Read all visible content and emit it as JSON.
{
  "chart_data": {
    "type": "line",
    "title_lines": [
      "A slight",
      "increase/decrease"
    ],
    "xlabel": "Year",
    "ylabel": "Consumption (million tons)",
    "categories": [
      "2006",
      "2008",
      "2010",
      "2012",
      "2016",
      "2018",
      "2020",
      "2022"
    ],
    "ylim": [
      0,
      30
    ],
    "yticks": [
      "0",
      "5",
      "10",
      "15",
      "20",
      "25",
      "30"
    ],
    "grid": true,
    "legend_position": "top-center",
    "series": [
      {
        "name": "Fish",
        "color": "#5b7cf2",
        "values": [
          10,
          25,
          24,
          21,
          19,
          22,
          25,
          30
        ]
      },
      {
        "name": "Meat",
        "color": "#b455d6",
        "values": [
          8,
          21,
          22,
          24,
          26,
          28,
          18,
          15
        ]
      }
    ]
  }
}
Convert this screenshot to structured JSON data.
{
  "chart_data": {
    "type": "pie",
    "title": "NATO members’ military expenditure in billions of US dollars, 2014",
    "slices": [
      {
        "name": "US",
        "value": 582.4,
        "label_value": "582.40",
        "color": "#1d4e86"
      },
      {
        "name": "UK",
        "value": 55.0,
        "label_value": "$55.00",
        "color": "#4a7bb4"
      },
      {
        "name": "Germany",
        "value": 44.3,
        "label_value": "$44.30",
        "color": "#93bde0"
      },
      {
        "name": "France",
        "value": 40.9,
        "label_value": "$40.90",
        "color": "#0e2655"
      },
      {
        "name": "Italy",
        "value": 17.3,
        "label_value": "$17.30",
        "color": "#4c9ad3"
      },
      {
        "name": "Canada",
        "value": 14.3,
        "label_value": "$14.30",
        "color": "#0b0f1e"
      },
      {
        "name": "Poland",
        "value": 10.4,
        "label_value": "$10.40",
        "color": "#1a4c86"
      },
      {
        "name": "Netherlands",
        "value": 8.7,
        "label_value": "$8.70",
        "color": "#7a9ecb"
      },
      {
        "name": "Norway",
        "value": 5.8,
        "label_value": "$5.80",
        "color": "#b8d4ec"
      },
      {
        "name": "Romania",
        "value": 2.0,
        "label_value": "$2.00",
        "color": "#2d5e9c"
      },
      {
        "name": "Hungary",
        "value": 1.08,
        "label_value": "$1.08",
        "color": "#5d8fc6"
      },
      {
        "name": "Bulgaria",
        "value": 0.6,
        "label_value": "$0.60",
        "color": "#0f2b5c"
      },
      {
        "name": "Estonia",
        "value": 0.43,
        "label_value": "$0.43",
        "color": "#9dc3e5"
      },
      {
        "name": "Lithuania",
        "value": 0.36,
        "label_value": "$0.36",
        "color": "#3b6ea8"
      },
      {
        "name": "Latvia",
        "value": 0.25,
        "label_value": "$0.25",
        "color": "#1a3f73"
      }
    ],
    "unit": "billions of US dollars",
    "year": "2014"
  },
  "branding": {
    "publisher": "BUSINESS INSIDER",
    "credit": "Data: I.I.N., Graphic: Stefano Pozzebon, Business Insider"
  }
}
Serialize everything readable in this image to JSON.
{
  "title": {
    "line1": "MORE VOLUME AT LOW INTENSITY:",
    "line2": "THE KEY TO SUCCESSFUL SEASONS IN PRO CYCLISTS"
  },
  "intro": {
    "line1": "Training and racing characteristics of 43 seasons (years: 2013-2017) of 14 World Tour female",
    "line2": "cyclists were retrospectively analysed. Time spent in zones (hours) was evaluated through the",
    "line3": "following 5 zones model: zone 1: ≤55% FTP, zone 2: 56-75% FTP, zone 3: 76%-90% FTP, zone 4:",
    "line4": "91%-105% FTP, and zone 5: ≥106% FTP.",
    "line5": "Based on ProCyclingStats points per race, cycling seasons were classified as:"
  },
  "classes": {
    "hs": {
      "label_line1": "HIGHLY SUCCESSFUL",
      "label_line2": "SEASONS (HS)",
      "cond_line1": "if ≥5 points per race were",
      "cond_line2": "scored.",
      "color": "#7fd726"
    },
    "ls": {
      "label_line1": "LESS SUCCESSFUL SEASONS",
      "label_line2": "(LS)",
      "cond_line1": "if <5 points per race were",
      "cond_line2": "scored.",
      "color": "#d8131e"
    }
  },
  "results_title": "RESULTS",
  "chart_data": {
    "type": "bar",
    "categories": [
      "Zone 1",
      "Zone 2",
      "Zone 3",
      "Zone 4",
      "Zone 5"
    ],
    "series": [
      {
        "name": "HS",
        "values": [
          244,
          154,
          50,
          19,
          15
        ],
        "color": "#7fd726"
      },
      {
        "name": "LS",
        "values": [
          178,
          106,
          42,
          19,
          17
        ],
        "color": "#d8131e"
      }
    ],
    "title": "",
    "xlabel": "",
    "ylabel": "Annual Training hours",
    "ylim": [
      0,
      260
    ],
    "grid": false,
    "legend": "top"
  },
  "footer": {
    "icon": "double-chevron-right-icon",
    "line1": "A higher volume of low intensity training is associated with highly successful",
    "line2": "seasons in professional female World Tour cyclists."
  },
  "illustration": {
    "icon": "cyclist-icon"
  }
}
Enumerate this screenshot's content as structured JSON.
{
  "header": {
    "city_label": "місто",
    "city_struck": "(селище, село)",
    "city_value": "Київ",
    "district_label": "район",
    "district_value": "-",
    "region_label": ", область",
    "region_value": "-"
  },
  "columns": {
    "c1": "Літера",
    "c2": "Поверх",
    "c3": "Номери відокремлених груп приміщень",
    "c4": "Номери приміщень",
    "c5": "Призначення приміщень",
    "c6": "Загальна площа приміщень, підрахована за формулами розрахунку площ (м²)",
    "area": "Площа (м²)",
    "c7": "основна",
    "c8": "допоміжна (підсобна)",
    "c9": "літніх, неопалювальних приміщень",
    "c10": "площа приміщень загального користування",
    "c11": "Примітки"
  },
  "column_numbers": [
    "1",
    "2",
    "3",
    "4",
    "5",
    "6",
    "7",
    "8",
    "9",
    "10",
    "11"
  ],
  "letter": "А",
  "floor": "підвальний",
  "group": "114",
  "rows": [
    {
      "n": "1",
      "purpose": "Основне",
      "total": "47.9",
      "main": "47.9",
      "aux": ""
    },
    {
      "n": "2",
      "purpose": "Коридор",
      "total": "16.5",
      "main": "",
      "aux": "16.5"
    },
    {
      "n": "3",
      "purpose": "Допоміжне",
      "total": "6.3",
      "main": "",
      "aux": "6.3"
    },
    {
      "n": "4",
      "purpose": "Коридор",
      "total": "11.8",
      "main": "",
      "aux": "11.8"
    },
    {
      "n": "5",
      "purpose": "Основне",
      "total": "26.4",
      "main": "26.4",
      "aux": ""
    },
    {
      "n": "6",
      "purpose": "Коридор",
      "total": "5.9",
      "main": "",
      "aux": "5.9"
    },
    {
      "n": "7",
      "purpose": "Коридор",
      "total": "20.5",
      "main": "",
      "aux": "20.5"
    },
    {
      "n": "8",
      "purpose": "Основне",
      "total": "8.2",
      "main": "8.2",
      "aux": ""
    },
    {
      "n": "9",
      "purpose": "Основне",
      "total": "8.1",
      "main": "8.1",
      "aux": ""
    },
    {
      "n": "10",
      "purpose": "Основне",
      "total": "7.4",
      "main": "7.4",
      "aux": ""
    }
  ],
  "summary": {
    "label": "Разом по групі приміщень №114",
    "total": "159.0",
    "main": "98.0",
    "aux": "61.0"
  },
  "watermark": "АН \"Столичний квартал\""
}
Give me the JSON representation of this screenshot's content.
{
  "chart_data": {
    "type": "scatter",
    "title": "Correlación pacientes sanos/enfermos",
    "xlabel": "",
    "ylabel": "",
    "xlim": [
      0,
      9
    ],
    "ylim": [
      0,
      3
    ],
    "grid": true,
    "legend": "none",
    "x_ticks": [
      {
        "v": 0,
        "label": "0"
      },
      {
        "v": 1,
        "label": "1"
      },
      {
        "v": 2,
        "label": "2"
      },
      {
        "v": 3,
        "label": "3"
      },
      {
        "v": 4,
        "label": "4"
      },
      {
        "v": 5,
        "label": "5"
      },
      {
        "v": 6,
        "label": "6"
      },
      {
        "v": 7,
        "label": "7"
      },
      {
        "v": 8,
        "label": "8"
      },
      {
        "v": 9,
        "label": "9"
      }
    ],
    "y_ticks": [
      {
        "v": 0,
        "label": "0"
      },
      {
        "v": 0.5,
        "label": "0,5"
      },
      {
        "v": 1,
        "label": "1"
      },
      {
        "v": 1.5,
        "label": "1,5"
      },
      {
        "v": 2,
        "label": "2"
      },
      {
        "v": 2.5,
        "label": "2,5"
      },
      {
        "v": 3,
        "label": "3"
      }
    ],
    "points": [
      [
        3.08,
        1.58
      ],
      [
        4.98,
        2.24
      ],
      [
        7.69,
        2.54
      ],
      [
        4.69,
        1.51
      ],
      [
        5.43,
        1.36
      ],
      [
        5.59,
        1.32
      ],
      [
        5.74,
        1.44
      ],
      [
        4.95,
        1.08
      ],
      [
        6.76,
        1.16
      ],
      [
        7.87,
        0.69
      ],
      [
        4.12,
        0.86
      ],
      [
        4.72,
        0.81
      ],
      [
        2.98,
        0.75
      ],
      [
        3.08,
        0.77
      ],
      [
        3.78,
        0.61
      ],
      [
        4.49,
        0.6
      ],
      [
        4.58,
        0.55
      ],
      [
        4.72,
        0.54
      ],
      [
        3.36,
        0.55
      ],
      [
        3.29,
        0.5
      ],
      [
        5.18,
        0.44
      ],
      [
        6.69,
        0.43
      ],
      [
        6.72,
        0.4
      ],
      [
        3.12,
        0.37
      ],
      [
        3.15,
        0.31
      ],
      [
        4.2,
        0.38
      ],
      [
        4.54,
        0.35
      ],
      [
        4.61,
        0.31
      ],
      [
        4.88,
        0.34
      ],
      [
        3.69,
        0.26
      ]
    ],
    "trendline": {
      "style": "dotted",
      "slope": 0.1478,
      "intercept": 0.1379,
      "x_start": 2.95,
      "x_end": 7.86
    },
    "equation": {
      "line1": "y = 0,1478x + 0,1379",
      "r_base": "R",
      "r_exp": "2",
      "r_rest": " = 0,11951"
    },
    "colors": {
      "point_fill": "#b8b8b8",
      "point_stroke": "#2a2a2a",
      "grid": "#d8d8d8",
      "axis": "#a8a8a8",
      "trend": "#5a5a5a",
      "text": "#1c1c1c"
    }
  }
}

◇ ◇ ◇

List all lines in the material containing the string "billions".

    "title": "NATO members’ military expenditure in billions of US dollars, 2014",
    "unit": "billions of US dollars",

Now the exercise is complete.